*Directions*
Give an exact transcription of every line, dropping the images.

▼▼▼

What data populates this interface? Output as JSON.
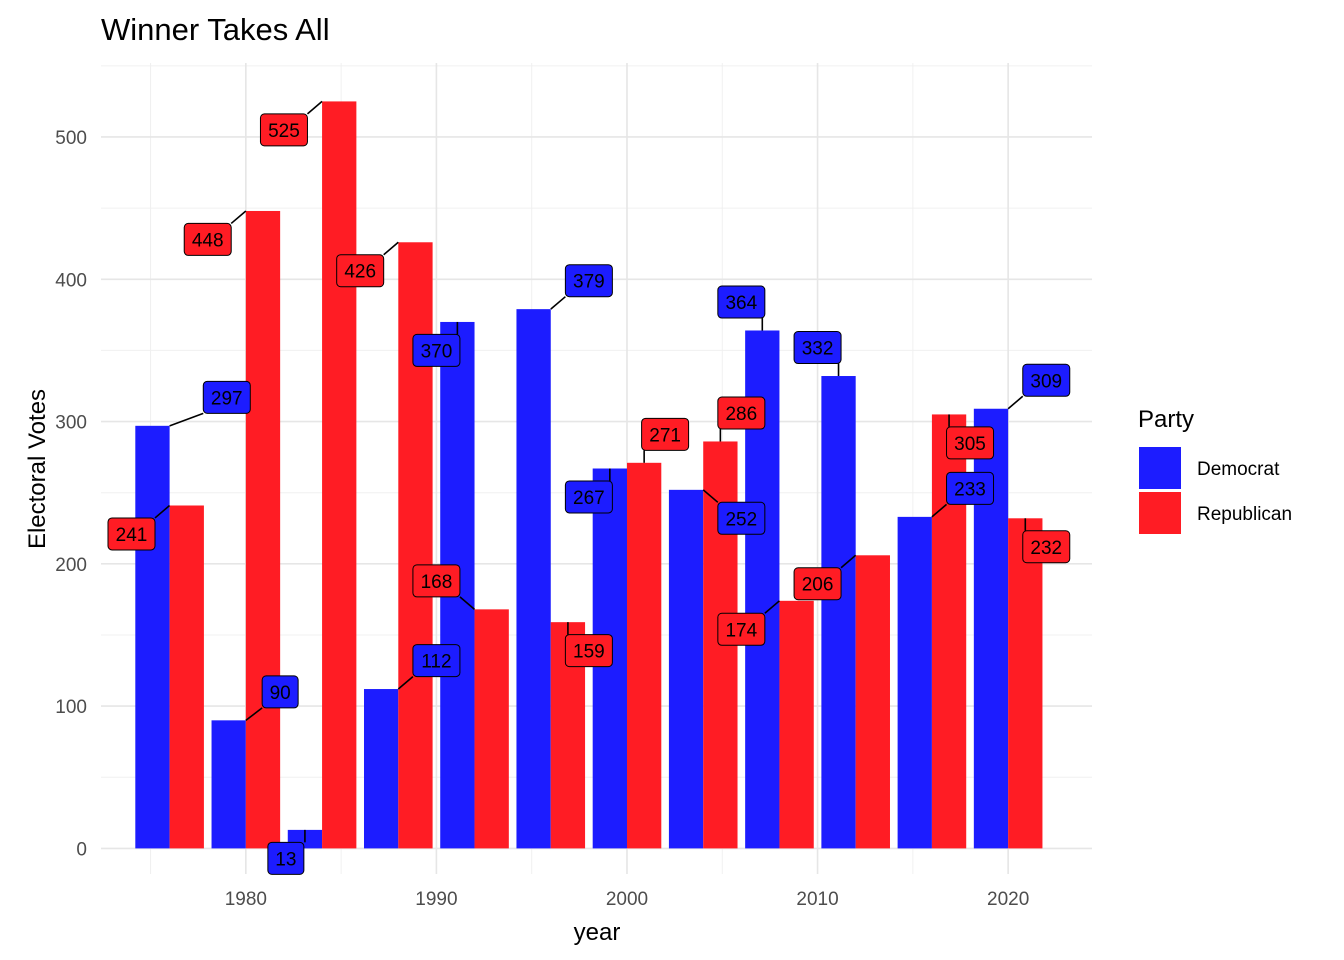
{
  "chart_data": {
    "type": "bar",
    "title": "Winner Takes All",
    "xlabel": "year",
    "ylabel": "Electoral Votes",
    "xlim": [
      1972.4,
      2024.4
    ],
    "ylim": [
      -18,
      552
    ],
    "x_ticks": [
      1980,
      1990,
      2000,
      2010,
      2020
    ],
    "y_ticks": [
      0,
      100,
      200,
      300,
      400,
      500
    ],
    "grid": true,
    "legend": {
      "title": "Party",
      "position": "right"
    },
    "categories": [
      1976,
      1980,
      1984,
      1988,
      1992,
      1996,
      2000,
      2004,
      2008,
      2012,
      2016,
      2020
    ],
    "series": [
      {
        "name": "Democrat",
        "color": "#1c1cff",
        "values": [
          297,
          90,
          13,
          112,
          370,
          379,
          267,
          252,
          364,
          332,
          233,
          309
        ]
      },
      {
        "name": "Republican",
        "color": "#ff1c24",
        "values": [
          241,
          448,
          525,
          426,
          168,
          159,
          271,
          286,
          174,
          206,
          305,
          232
        ]
      }
    ],
    "data_labels": [
      {
        "series": "Democrat",
        "x": 1976,
        "text": "297",
        "label_x": 1979.0,
        "label_y": 317
      },
      {
        "series": "Democrat",
        "x": 1980,
        "text": "90",
        "label_x": 1981.8,
        "label_y": 110
      },
      {
        "series": "Democrat",
        "x": 1984,
        "text": "13",
        "label_x": 1982.1,
        "label_y": -7
      },
      {
        "series": "Democrat",
        "x": 1988,
        "text": "112",
        "label_x": 1990.0,
        "label_y": 132
      },
      {
        "series": "Democrat",
        "x": 1992,
        "text": "370",
        "label_x": 1990.0,
        "label_y": 350
      },
      {
        "series": "Democrat",
        "x": 1996,
        "text": "379",
        "label_x": 1998.0,
        "label_y": 399
      },
      {
        "series": "Democrat",
        "x": 2000,
        "text": "267",
        "label_x": 1998.0,
        "label_y": 247
      },
      {
        "series": "Democrat",
        "x": 2004,
        "text": "252",
        "label_x": 2006.0,
        "label_y": 232
      },
      {
        "series": "Democrat",
        "x": 2008,
        "text": "364",
        "label_x": 2006.0,
        "label_y": 384
      },
      {
        "series": "Democrat",
        "x": 2012,
        "text": "332",
        "label_x": 2010.0,
        "label_y": 352
      },
      {
        "series": "Democrat",
        "x": 2016,
        "text": "233",
        "label_x": 2018.0,
        "label_y": 253
      },
      {
        "series": "Democrat",
        "x": 2020,
        "text": "309",
        "label_x": 2022.0,
        "label_y": 329
      },
      {
        "series": "Republican",
        "x": 1976,
        "text": "241",
        "label_x": 1974.0,
        "label_y": 221
      },
      {
        "series": "Republican",
        "x": 1980,
        "text": "448",
        "label_x": 1978.0,
        "label_y": 428
      },
      {
        "series": "Republican",
        "x": 1984,
        "text": "525",
        "label_x": 1982.0,
        "label_y": 505
      },
      {
        "series": "Republican",
        "x": 1988,
        "text": "426",
        "label_x": 1986.0,
        "label_y": 406
      },
      {
        "series": "Republican",
        "x": 1992,
        "text": "168",
        "label_x": 1990.0,
        "label_y": 188
      },
      {
        "series": "Republican",
        "x": 1996,
        "text": "159",
        "label_x": 1998.0,
        "label_y": 139
      },
      {
        "series": "Republican",
        "x": 2000,
        "text": "271",
        "label_x": 2002.0,
        "label_y": 291
      },
      {
        "series": "Republican",
        "x": 2004,
        "text": "286",
        "label_x": 2006.0,
        "label_y": 306
      },
      {
        "series": "Republican",
        "x": 2008,
        "text": "174",
        "label_x": 2006.0,
        "label_y": 154
      },
      {
        "series": "Republican",
        "x": 2012,
        "text": "206",
        "label_x": 2010.0,
        "label_y": 186
      },
      {
        "series": "Republican",
        "x": 2016,
        "text": "305",
        "label_x": 2018.0,
        "label_y": 285
      },
      {
        "series": "Republican",
        "x": 2020,
        "text": "232",
        "label_x": 2022.0,
        "label_y": 212
      }
    ]
  }
}
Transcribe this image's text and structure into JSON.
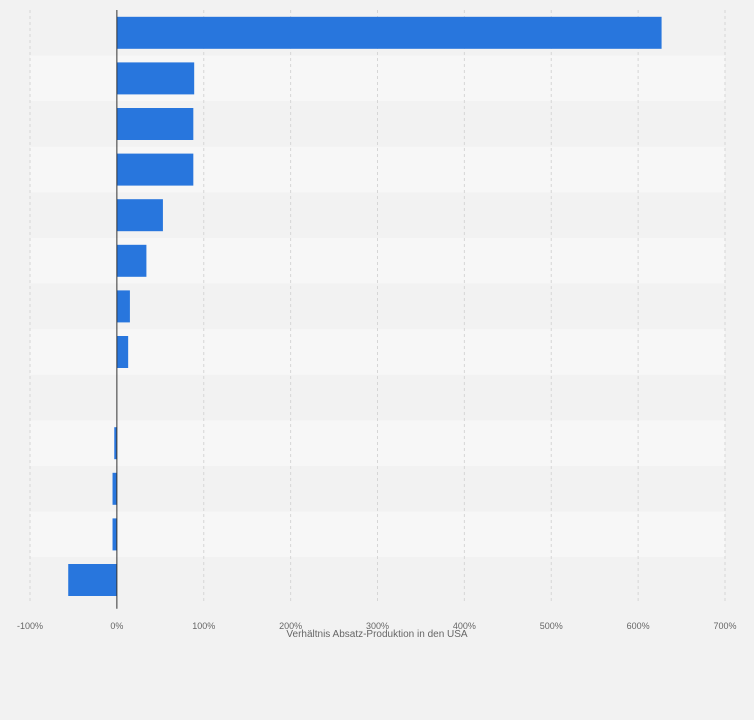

▲▲▲

*Written response*
What data populates this interface? Output as JSON.
{
  "chart_data": {
    "type": "bar",
    "title": "Winner Takes All",
    "xlabel": "year",
    "ylabel": "Electoral Votes",
    "xlim": [
      1972.4,
      2024.4
    ],
    "ylim": [
      -18,
      552
    ],
    "x_ticks": [
      1980,
      1990,
      2000,
      2010,
      2020
    ],
    "y_ticks": [
      0,
      100,
      200,
      300,
      400,
      500
    ],
    "grid": true,
    "legend": {
      "title": "Party",
      "position": "right"
    },
    "categories": [
      1976,
      1980,
      1984,
      1988,
      1992,
      1996,
      2000,
      2004,
      2008,
      2012,
      2016,
      2020
    ],
    "series": [
      {
        "name": "Democrat",
        "color": "#1c1cff",
        "values": [
          297,
          90,
          13,
          112,
          370,
          379,
          267,
          252,
          364,
          332,
          233,
          309
        ]
      },
      {
        "name": "Republican",
        "color": "#ff1c24",
        "values": [
          241,
          448,
          525,
          426,
          168,
          159,
          271,
          286,
          174,
          206,
          305,
          232
        ]
      }
    ],
    "data_labels": [
      {
        "series": "Democrat",
        "x": 1976,
        "text": "297",
        "label_x": 1979.0,
        "label_y": 317
      },
      {
        "series": "Democrat",
        "x": 1980,
        "text": "90",
        "label_x": 1981.8,
        "label_y": 110
      },
      {
        "series": "Democrat",
        "x": 1984,
        "text": "13",
        "label_x": 1982.1,
        "label_y": -7
      },
      {
        "series": "Democrat",
        "x": 1988,
        "text": "112",
        "label_x": 1990.0,
        "label_y": 132
      },
      {
        "series": "Democrat",
        "x": 1992,
        "text": "370",
        "label_x": 1990.0,
        "label_y": 350
      },
      {
        "series": "Democrat",
        "x": 1996,
        "text": "379",
        "label_x": 1998.0,
        "label_y": 399
      },
      {
        "series": "Democrat",
        "x": 2000,
        "text": "267",
        "label_x": 1998.0,
        "label_y": 247
      },
      {
        "series": "Democrat",
        "x": 2004,
        "text": "252",
        "label_x": 2006.0,
        "label_y": 232
      },
      {
        "series": "Democrat",
        "x": 2008,
        "text": "364",
        "label_x": 2006.0,
        "label_y": 384
      },
      {
        "series": "Democrat",
        "x": 2012,
        "text": "332",
        "label_x": 2010.0,
        "label_y": 352
      },
      {
        "series": "Democrat",
        "x": 2016,
        "text": "233",
        "label_x": 2018.0,
        "label_y": 253
      },
      {
        "series": "Democrat",
        "x": 2020,
        "text": "309",
        "label_x": 2022.0,
        "label_y": 329
      },
      {
        "series": "Republican",
        "x": 1976,
        "text": "241",
        "label_x": 1974.0,
        "label_y": 221
      },
      {
        "series": "Republican",
        "x": 1980,
        "text": "448",
        "label_x": 1978.0,
        "label_y": 428
      },
      {
        "series": "Republican",
        "x": 1984,
        "text": "525",
        "label_x": 1982.0,
        "label_y": 505
      },
      {
        "series": "Republican",
        "x": 1988,
        "text": "426",
        "label_x": 1986.0,
        "label_y": 406
      },
      {
        "series": "Republican",
        "x": 1992,
        "text": "168",
        "label_x": 1990.0,
        "label_y": 188
      },
      {
        "series": "Republican",
        "x": 1996,
        "text": "159",
        "label_x": 1998.0,
        "label_y": 139
      },
      {
        "series": "Republican",
        "x": 2000,
        "text": "271",
        "label_x": 2002.0,
        "label_y": 291
      },
      {
        "series": "Republican",
        "x": 2004,
        "text": "286",
        "label_x": 2006.0,
        "label_y": 306
      },
      {
        "series": "Republican",
        "x": 2008,
        "text": "174",
        "label_x": 2006.0,
        "label_y": 154
      },
      {
        "series": "Republican",
        "x": 2012,
        "text": "206",
        "label_x": 2010.0,
        "label_y": 186
      },
      {
        "series": "Republican",
        "x": 2016,
        "text": "305",
        "label_x": 2018.0,
        "label_y": 285
      },
      {
        "series": "Republican",
        "x": 2020,
        "text": "232",
        "label_x": 2022.0,
        "label_y": 212
      }
    ]
  }
}
Transcribe this image's text and structure into JSON.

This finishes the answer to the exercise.